* THE PROBLEM
Rewrite every line of the records below as a numbered list, leaving out any blank lines.

* BEGIN RECORD EXCERPTS *

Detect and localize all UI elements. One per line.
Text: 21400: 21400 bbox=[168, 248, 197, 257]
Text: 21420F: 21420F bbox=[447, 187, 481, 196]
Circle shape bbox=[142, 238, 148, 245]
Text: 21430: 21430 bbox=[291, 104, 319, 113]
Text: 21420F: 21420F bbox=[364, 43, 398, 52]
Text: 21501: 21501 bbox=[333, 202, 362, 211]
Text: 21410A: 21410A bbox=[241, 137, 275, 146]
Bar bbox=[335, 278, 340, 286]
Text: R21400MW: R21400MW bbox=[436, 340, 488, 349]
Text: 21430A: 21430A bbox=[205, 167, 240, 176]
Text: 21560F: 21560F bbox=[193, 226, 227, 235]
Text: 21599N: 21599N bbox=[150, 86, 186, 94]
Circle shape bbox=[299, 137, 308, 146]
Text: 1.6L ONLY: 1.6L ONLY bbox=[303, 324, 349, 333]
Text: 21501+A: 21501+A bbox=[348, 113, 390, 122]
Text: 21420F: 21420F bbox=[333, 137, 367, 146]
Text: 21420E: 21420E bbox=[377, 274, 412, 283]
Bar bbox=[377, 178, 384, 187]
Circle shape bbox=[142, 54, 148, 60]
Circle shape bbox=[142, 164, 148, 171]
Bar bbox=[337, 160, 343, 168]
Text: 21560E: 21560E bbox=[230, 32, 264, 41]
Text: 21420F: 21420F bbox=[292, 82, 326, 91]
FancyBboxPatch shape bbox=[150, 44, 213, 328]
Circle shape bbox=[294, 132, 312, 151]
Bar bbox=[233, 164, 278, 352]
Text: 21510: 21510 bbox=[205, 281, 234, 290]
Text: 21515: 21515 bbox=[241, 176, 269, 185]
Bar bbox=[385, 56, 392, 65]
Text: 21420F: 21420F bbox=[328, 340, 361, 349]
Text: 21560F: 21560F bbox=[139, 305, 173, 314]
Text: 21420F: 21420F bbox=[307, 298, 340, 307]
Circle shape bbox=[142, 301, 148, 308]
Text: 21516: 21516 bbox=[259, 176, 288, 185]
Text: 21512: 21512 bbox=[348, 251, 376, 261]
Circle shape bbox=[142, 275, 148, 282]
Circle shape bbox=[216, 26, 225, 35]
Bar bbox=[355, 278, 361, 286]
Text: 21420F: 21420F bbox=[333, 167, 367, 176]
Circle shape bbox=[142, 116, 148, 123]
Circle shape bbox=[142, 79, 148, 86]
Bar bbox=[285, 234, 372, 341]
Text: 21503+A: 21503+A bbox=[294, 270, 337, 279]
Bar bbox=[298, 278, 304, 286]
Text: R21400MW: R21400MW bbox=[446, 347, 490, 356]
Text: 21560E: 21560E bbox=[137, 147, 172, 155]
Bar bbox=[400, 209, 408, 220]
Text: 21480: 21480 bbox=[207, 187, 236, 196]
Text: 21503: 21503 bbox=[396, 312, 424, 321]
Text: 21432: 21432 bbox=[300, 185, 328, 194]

* END RECORD EXCERPTS *

* ANSWER TO THE EXERCISE
1. Detect and localize all UI elements. One per line.
2. Text: 21400: 21400 bbox=[168, 248, 197, 257]
3. Text: 21420F: 21420F bbox=[447, 187, 481, 196]
4. Circle shape bbox=[142, 238, 148, 245]
5. Text: 21430: 21430 bbox=[291, 104, 319, 113]
6. Text: 21420F: 21420F bbox=[364, 43, 398, 52]
7. Text: 21501: 21501 bbox=[333, 202, 362, 211]
8. Text: 21410A: 21410A bbox=[241, 137, 275, 146]
9. Bar bbox=[335, 278, 340, 286]
10. Text: R21400MW: R21400MW bbox=[436, 340, 488, 349]
11. Text: 21430A: 21430A bbox=[205, 167, 240, 176]
12. Text: 21560F: 21560F bbox=[193, 226, 227, 235]
13. Text: 21599N: 21599N bbox=[150, 86, 186, 94]
14. Circle shape bbox=[299, 137, 308, 146]
15. Text: 1.6L ONLY: 1.6L ONLY bbox=[303, 324, 349, 333]
16. Text: 21501+A: 21501+A bbox=[348, 113, 390, 122]
17. Text: 21420F: 21420F bbox=[333, 137, 367, 146]
18. Text: 21420E: 21420E bbox=[377, 274, 412, 283]
19. Bar bbox=[377, 178, 384, 187]
20. Circle shape bbox=[142, 54, 148, 60]
21. Circle shape bbox=[142, 164, 148, 171]
22. Bar bbox=[337, 160, 343, 168]
23. Text: 21560E: 21560E bbox=[230, 32, 264, 41]
24. Text: 21420F: 21420F bbox=[292, 82, 326, 91]
25. FancyBboxPatch shape bbox=[150, 44, 213, 328]
26. Circle shape bbox=[294, 132, 312, 151]
27. Bar bbox=[233, 164, 278, 352]
28. Text: 21510: 21510 bbox=[205, 281, 234, 290]
29. Text: 21515: 21515 bbox=[241, 176, 269, 185]
30. Bar bbox=[385, 56, 392, 65]
31. Text: 21420F: 21420F bbox=[328, 340, 361, 349]
32. Text: 21560F: 21560F bbox=[139, 305, 173, 314]
33. Text: 21420F: 21420F bbox=[307, 298, 340, 307]
34. Circle shape bbox=[142, 301, 148, 308]
35. Text: 21516: 21516 bbox=[259, 176, 288, 185]
36. Text: 21512: 21512 bbox=[348, 251, 376, 261]
37. Circle shape bbox=[142, 275, 148, 282]
38. Circle shape bbox=[216, 26, 225, 35]
39. Bar bbox=[355, 278, 361, 286]
40. Text: 21420F: 21420F bbox=[333, 167, 367, 176]
41. Circle shape bbox=[142, 116, 148, 123]
42. Circle shape bbox=[142, 79, 148, 86]
43. Bar bbox=[285, 234, 372, 341]
44. Text: 21503+A: 21503+A bbox=[294, 270, 337, 279]
45. Bar bbox=[298, 278, 304, 286]
46. Text: R21400MW: R21400MW bbox=[446, 347, 490, 356]
47. Text: 21560E: 21560E bbox=[137, 147, 172, 155]
48. Bar bbox=[400, 209, 408, 220]
49. Text: 21480: 21480 bbox=[207, 187, 236, 196]
50. Text: 21503: 21503 bbox=[396, 312, 424, 321]
51. Text: 21432: 21432 bbox=[300, 185, 328, 194]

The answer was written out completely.